> _PROBLEM REQUIREMENTS_:
Determine which lines of the records include the word "Eltoyev", and copy them.

[Records from a data source]
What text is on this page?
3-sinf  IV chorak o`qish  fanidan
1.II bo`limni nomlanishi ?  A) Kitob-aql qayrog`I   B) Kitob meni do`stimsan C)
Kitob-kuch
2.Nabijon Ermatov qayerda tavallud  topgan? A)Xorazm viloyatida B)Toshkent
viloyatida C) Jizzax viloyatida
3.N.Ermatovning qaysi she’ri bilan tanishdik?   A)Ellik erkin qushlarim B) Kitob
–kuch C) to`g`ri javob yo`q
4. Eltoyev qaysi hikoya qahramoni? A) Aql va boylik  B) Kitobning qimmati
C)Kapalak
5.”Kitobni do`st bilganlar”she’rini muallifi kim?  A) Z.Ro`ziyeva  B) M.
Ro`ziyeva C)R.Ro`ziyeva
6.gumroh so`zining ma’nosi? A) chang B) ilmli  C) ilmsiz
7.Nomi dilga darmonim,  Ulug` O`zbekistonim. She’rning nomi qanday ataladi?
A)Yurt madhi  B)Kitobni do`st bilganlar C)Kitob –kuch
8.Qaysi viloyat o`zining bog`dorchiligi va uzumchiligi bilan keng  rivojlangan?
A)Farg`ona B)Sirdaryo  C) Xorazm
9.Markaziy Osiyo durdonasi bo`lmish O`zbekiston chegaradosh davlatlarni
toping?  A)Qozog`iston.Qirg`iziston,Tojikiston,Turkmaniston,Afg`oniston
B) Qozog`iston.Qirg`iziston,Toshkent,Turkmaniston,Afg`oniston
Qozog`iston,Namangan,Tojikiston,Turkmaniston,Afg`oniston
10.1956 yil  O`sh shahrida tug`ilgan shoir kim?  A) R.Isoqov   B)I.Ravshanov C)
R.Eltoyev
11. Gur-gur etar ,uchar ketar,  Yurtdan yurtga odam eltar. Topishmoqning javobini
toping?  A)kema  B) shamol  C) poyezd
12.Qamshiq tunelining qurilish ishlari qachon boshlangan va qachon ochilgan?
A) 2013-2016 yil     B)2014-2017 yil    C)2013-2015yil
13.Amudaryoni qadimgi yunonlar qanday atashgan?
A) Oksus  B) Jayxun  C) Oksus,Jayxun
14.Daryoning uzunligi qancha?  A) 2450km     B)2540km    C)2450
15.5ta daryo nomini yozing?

--

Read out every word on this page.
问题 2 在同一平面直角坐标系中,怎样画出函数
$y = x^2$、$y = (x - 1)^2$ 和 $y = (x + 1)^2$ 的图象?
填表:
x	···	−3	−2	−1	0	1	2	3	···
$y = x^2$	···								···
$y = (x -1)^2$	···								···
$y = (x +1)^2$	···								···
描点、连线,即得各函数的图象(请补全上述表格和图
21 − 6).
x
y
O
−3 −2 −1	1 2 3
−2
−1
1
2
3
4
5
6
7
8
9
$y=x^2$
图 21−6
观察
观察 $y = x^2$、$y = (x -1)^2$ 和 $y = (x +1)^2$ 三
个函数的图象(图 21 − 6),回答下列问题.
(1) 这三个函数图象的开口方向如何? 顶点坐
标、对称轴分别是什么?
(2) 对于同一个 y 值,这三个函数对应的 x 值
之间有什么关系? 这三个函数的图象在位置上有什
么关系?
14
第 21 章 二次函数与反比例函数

> _COMPLETED TASK_:
4. Eltoyev qaysi hikoya qahramoni? A) Aql va boylik  B) Kitobning qimmati
R.Eltoyev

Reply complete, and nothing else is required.